● **WHAT TO WORK ON**:
Below are records. Copy every line with "left" in it.

-------- LISTED RECORDS

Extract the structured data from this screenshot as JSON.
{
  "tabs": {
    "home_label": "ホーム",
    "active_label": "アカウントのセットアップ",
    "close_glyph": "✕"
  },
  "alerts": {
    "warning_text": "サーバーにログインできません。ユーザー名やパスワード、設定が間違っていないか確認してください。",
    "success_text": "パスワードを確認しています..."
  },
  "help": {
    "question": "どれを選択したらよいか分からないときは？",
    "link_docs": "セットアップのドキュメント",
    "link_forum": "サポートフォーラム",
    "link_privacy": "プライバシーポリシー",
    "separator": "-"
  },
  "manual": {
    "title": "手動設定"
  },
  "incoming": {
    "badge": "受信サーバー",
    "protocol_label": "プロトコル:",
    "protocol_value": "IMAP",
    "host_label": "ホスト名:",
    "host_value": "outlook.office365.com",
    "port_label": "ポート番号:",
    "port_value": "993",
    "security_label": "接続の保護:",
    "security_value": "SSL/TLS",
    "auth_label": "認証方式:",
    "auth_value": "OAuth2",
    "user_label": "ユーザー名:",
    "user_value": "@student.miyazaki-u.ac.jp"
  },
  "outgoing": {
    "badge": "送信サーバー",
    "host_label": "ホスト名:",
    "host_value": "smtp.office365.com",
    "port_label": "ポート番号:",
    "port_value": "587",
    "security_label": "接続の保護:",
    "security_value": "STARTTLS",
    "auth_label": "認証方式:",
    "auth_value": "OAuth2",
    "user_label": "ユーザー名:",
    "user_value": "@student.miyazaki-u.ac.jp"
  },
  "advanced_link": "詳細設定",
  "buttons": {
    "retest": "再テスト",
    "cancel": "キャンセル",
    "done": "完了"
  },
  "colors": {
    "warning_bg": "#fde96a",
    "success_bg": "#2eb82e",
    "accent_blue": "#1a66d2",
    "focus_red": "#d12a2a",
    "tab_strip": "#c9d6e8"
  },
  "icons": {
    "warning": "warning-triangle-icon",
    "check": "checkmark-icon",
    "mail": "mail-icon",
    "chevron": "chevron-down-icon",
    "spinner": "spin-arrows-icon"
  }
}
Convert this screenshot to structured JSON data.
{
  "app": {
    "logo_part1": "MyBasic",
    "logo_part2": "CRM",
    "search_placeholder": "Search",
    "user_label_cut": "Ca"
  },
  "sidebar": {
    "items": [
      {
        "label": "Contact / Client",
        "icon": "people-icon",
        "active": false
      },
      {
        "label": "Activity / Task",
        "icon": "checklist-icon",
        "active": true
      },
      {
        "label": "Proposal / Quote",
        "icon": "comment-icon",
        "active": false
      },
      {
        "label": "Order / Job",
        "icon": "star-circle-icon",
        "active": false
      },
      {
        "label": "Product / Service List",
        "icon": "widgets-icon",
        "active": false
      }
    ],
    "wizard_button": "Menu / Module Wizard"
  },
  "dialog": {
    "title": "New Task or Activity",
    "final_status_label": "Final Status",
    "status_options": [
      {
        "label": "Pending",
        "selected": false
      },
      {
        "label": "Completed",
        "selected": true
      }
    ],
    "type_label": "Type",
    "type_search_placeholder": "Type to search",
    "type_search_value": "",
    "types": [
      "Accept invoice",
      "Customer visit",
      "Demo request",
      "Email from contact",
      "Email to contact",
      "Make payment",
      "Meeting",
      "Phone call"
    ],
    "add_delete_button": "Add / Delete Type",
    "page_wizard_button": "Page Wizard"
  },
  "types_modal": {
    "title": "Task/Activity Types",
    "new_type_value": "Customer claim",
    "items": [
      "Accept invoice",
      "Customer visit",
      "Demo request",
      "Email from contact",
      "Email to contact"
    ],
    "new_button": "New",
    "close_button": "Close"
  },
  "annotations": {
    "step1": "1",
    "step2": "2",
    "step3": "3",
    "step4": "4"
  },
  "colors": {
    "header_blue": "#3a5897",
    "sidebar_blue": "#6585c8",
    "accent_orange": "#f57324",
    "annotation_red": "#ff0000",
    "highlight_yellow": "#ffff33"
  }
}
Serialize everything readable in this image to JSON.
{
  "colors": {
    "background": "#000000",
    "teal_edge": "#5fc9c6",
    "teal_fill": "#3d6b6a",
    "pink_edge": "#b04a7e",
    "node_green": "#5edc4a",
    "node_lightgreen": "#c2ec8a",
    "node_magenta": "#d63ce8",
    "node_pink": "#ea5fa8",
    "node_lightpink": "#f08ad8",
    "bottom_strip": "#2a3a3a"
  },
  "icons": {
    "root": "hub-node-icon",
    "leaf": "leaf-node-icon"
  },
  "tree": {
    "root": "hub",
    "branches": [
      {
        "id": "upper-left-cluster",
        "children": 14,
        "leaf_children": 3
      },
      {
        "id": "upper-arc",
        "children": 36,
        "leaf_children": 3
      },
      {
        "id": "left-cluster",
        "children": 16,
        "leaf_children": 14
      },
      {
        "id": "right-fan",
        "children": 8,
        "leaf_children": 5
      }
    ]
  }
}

----------------
-------- LISTED RECORDS

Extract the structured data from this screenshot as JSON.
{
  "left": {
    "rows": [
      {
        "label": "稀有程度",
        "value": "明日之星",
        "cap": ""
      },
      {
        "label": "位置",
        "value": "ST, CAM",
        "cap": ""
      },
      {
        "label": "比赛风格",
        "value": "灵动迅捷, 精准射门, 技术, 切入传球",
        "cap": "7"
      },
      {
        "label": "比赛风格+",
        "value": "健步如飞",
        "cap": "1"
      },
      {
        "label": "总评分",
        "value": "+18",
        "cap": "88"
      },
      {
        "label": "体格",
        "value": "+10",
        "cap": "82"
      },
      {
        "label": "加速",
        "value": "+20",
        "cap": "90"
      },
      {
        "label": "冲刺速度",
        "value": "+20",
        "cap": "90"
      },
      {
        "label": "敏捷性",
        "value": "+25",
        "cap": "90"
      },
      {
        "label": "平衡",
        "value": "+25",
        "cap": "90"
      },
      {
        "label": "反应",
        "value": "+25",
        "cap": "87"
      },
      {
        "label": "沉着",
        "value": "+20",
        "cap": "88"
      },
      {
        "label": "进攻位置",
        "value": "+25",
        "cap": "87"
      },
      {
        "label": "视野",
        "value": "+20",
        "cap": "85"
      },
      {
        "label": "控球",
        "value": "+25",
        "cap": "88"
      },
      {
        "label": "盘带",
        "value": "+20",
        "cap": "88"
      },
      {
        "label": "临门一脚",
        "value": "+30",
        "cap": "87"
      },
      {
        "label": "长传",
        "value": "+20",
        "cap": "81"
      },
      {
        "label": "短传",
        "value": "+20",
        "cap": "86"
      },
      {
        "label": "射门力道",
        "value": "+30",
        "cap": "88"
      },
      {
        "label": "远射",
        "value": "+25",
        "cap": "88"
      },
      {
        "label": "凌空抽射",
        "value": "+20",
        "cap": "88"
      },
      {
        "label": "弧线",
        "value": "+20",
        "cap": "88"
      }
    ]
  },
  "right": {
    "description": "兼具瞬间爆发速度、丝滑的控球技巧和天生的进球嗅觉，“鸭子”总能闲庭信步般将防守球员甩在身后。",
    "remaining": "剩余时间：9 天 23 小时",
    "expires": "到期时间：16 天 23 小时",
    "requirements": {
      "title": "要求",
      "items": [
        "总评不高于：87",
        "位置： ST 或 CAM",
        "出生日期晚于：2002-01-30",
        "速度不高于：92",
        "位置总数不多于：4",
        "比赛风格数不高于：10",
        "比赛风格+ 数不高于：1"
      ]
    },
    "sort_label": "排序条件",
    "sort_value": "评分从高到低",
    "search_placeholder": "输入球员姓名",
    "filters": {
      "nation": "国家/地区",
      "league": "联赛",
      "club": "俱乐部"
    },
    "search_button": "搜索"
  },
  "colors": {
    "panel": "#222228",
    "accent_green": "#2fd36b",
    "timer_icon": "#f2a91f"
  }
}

----------------

● **THE COMPLETED TASK**:
        "id": "upper-left-cluster",
        "id": "left-cluster",
  "left": {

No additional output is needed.